-- BEGIN --

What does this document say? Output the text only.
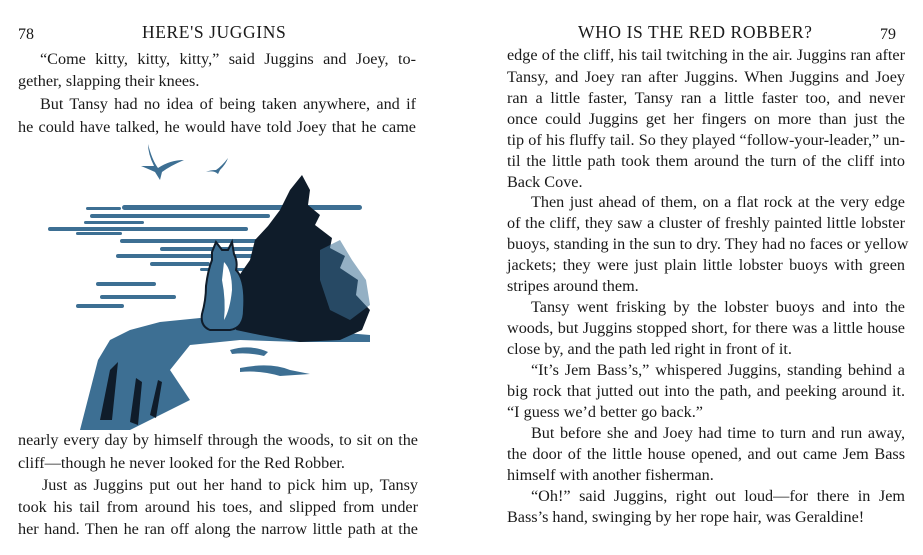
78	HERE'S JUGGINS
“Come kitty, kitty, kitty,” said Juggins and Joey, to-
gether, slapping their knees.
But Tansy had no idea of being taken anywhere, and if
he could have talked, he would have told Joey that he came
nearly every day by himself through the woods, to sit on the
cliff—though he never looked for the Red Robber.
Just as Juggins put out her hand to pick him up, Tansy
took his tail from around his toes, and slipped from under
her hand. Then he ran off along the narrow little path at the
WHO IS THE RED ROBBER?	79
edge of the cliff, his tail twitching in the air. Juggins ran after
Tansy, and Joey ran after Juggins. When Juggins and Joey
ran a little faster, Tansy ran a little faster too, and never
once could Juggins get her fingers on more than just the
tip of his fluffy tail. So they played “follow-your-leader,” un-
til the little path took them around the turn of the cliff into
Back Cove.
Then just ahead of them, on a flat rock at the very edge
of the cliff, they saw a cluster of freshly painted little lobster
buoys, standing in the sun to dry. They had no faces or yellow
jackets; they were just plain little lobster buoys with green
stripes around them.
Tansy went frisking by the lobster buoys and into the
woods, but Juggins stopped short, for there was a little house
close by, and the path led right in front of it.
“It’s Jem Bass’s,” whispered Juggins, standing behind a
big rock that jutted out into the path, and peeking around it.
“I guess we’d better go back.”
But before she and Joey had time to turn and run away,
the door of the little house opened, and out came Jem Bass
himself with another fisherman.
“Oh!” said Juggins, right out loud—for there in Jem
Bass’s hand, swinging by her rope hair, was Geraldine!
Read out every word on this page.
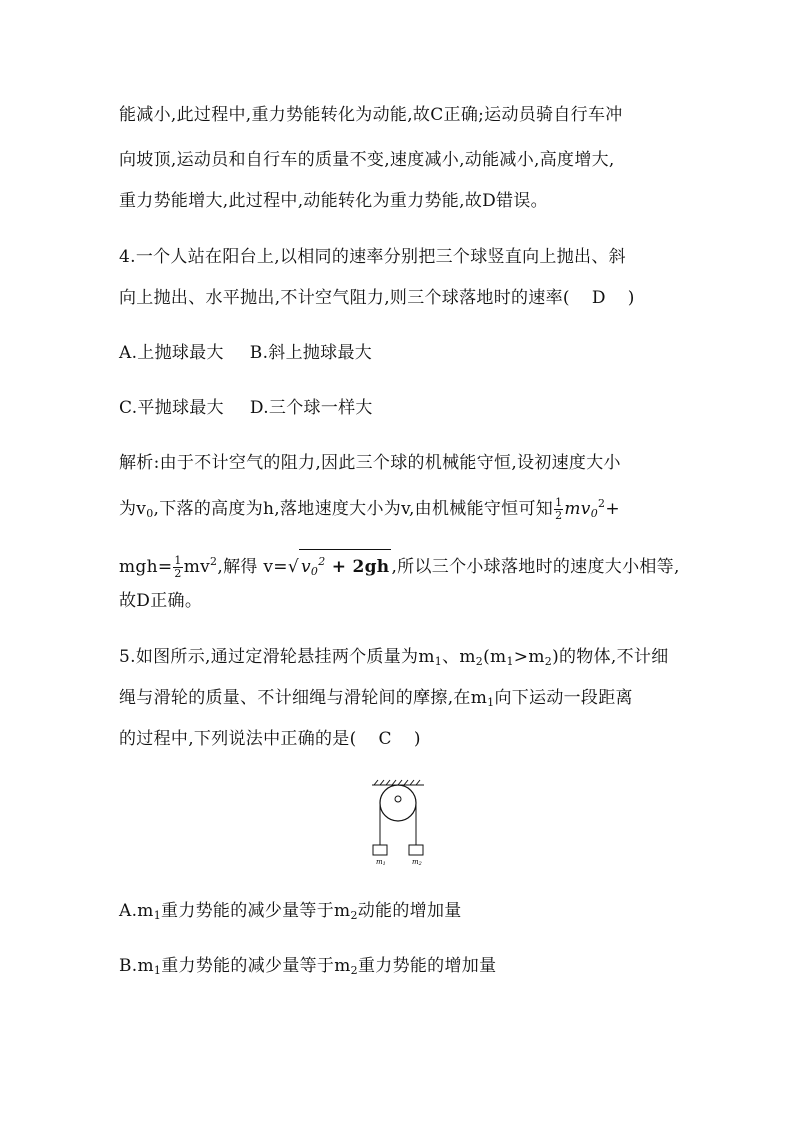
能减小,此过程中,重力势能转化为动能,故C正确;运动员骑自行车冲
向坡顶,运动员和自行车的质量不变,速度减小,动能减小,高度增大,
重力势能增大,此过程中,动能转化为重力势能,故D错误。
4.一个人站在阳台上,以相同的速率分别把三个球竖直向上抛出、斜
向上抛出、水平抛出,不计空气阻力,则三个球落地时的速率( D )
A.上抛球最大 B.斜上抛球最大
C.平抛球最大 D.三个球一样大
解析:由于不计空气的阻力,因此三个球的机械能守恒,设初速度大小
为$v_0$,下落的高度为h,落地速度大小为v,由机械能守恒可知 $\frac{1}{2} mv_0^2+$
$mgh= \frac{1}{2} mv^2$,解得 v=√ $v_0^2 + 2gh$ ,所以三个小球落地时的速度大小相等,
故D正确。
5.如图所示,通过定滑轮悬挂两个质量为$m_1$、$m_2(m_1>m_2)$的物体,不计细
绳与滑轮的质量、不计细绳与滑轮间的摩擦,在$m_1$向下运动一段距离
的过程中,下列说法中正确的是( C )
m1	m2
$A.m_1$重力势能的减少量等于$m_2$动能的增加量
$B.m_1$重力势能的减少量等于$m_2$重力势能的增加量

-- END --

Begin with the line that contains "Read out every word on this page." and copy every line through the end of the listing, exactly as written, both ends included. Pictures are not part of the copy.

Read out every word on this page.
能减小,此过程中,重力势能转化为动能,故C正确;运动员骑自行车冲
向坡顶,运动员和自行车的质量不变,速度减小,动能减小,高度增大,
重力势能增大,此过程中,动能转化为重力势能,故D错误。
4.一个人站在阳台上,以相同的速率分别把三个球竖直向上抛出、斜
向上抛出、水平抛出,不计空气阻力,则三个球落地时的速率( D )
A.上抛球最大 B.斜上抛球最大
C.平抛球最大 D.三个球一样大
解析:由于不计空气的阻力,因此三个球的机械能守恒,设初速度大小
为$v_0$,下落的高度为h,落地速度大小为v,由机械能守恒可知 $\frac{1}{2} mv_0^2+$
$mgh= \frac{1}{2} mv^2$,解得 v=√ $v_0^2 + 2gh$ ,所以三个小球落地时的速度大小相等,
故D正确。
5.如图所示,通过定滑轮悬挂两个质量为$m_1$、$m_2(m_1>m_2)$的物体,不计细
绳与滑轮的质量、不计细绳与滑轮间的摩擦,在$m_1$向下运动一段距离
的过程中,下列说法中正确的是( C )
m1	m2
$A.m_1$重力势能的减少量等于$m_2$动能的增加量
$B.m_1$重力势能的减少量等于$m_2$重力势能的增加量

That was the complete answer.